Task description -
Pictures do not belong in the copy; restate the records below word for word.

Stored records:
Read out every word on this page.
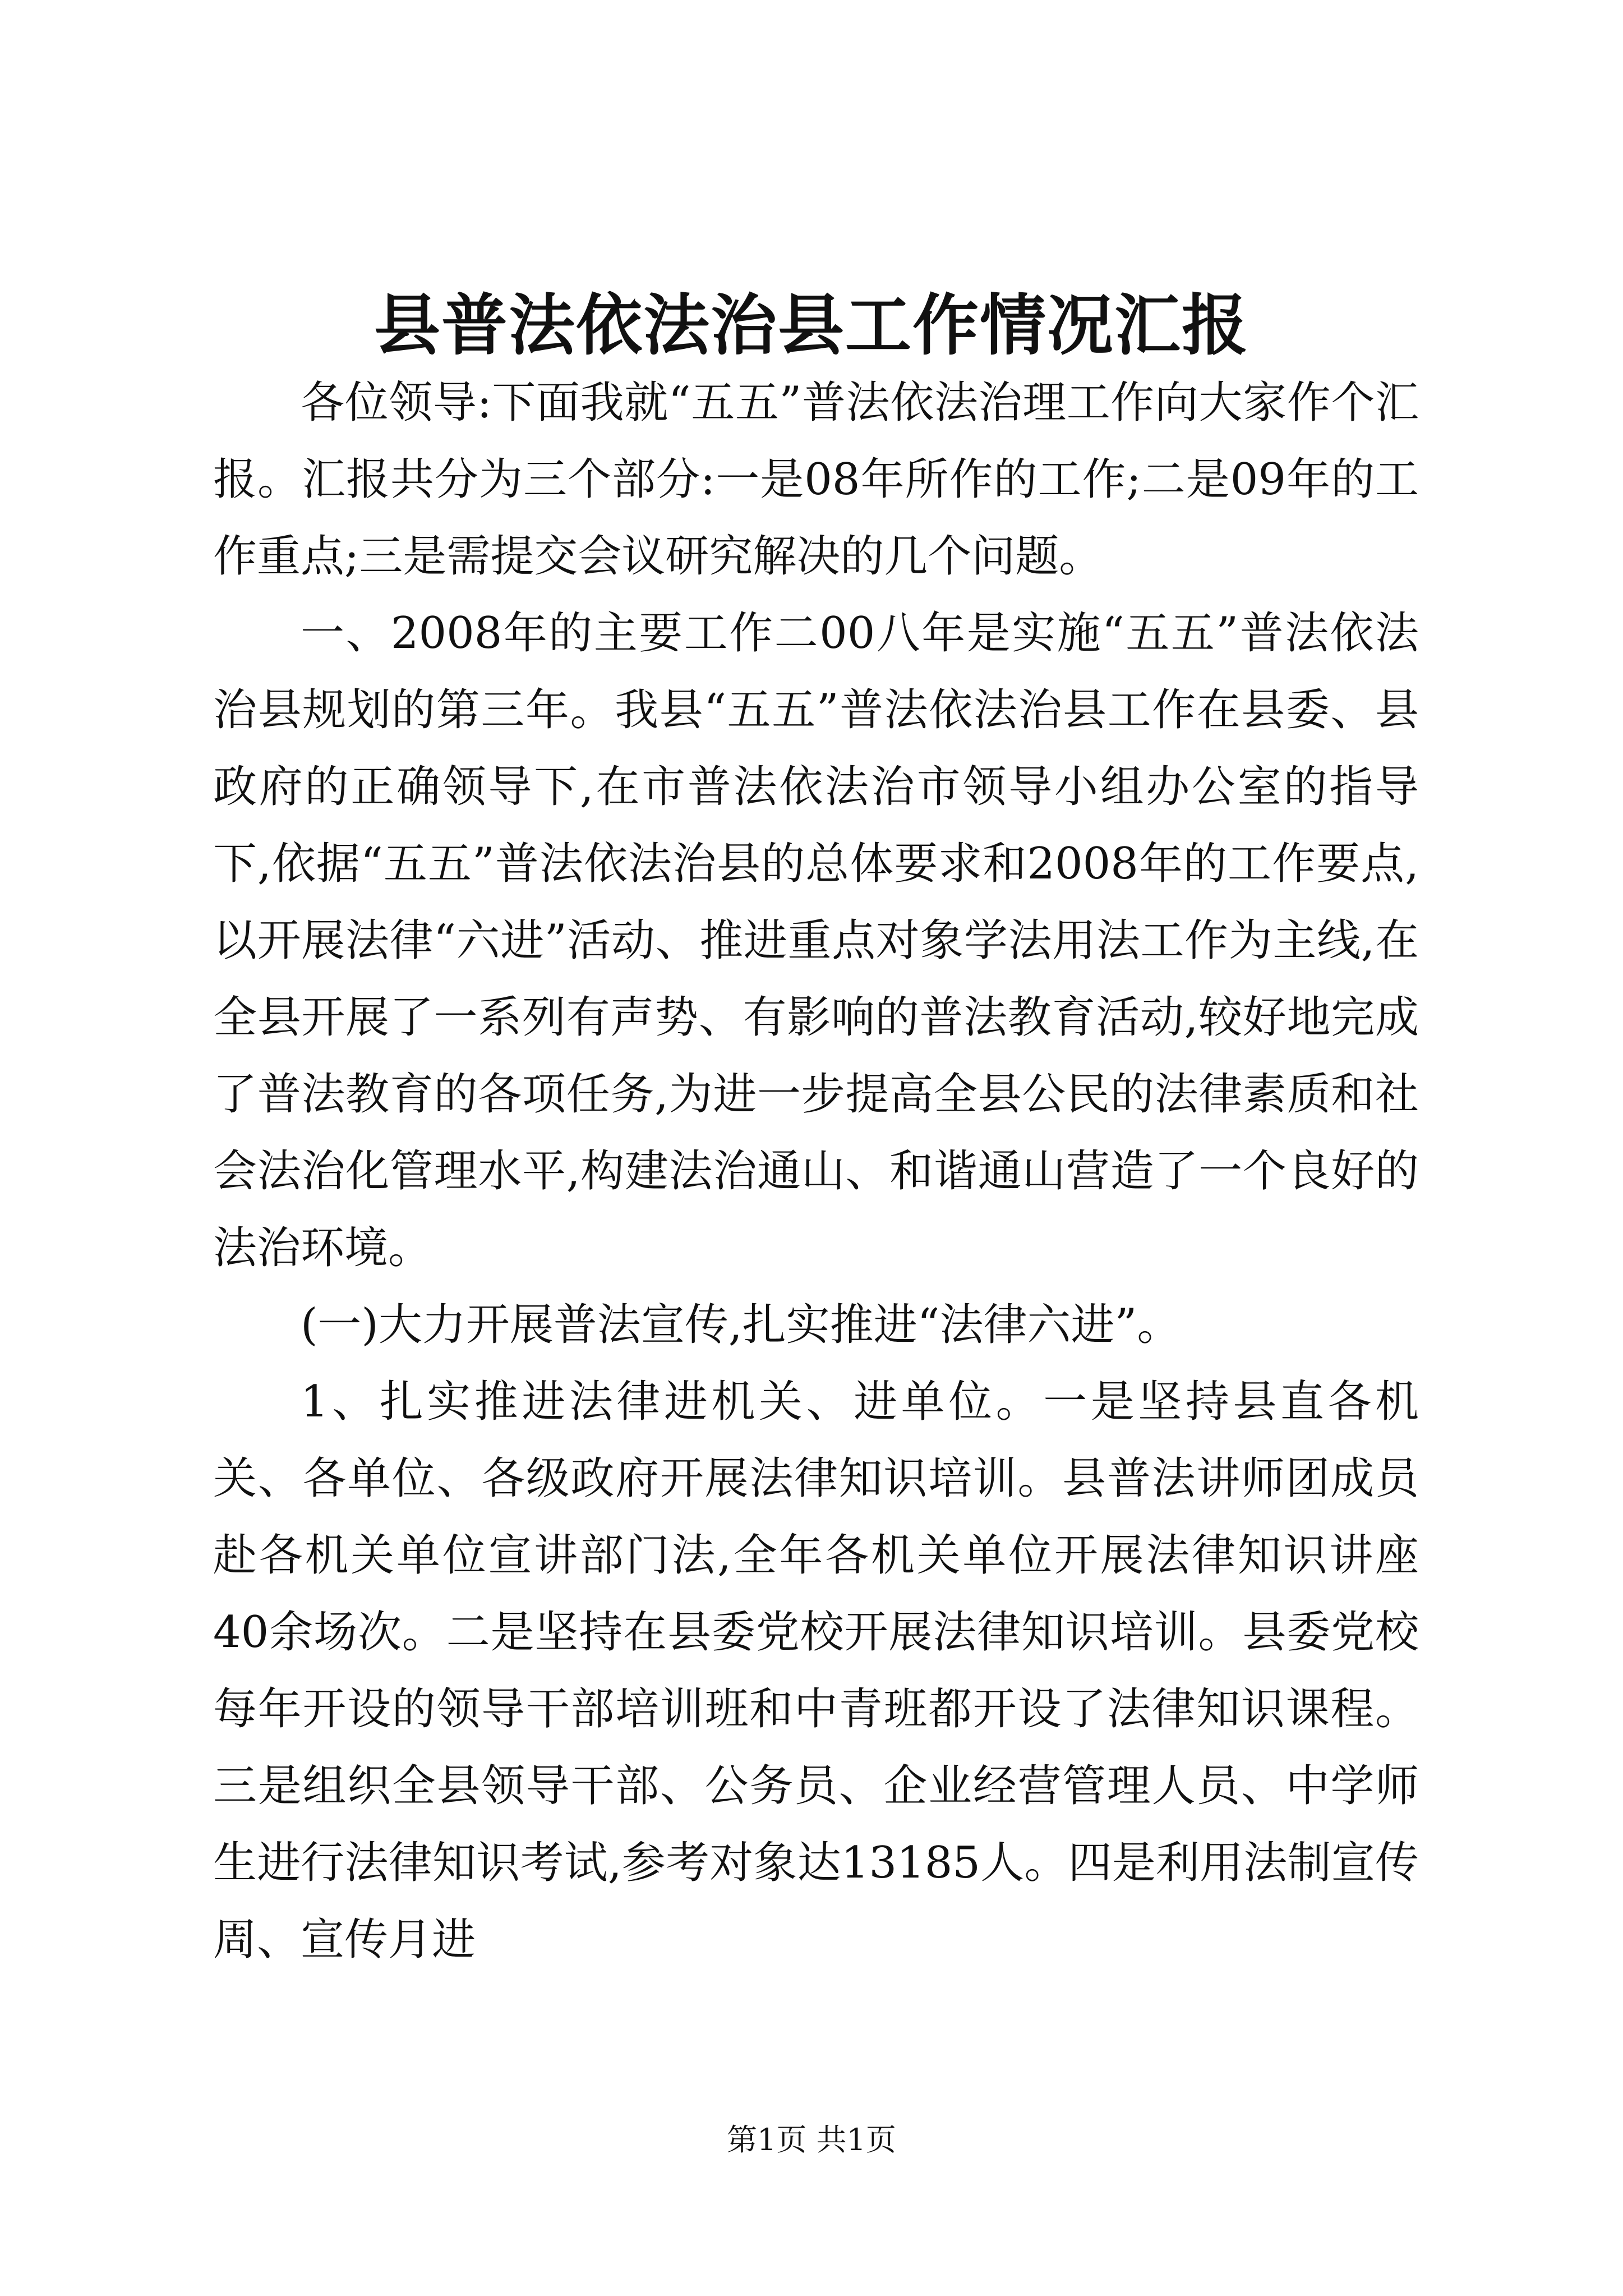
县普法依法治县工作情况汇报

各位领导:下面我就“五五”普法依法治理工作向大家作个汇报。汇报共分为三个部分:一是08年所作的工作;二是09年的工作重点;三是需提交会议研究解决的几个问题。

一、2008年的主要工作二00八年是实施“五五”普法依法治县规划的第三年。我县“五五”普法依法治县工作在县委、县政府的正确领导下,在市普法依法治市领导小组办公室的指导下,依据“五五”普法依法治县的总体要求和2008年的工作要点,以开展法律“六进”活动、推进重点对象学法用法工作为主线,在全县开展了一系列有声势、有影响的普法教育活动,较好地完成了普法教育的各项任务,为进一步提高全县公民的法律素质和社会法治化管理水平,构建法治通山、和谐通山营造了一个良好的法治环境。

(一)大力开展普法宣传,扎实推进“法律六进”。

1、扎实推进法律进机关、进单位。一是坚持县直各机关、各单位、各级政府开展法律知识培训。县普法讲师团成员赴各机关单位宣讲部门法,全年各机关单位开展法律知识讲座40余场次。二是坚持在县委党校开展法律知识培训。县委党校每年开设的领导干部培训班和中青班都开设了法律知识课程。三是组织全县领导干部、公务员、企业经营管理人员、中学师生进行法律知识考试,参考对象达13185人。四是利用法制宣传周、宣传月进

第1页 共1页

Answer to the problem -
Read out every word on this page.
县普法依法治县工作情况汇报

各位领导:下面我就“五五”普法依法治理工作向大家作个汇报。汇报共分为三个部分:一是08年所作的工作;二是09年的工作重点;三是需提交会议研究解决的几个问题。

一、2008年的主要工作二00八年是实施“五五”普法依法治县规划的第三年。我县“五五”普法依法治县工作在县委、县政府的正确领导下,在市普法依法治市领导小组办公室的指导下,依据“五五”普法依法治县的总体要求和2008年的工作要点,以开展法律“六进”活动、推进重点对象学法用法工作为主线,在全县开展了一系列有声势、有影响的普法教育活动,较好地完成了普法教育的各项任务,为进一步提高全县公民的法律素质和社会法治化管理水平,构建法治通山、和谐通山营造了一个良好的法治环境。

(一)大力开展普法宣传,扎实推进“法律六进”。

1、扎实推进法律进机关、进单位。一是坚持县直各机关、各单位、各级政府开展法律知识培训。县普法讲师团成员赴各机关单位宣讲部门法,全年各机关单位开展法律知识讲座40余场次。二是坚持在县委党校开展法律知识培训。县委党校每年开设的领导干部培训班和中青班都开设了法律知识课程。三是组织全县领导干部、公务员、企业经营管理人员、中学师生进行法律知识考试,参考对象达13185人。四是利用法制宣传周、宣传月进

第1页 共1页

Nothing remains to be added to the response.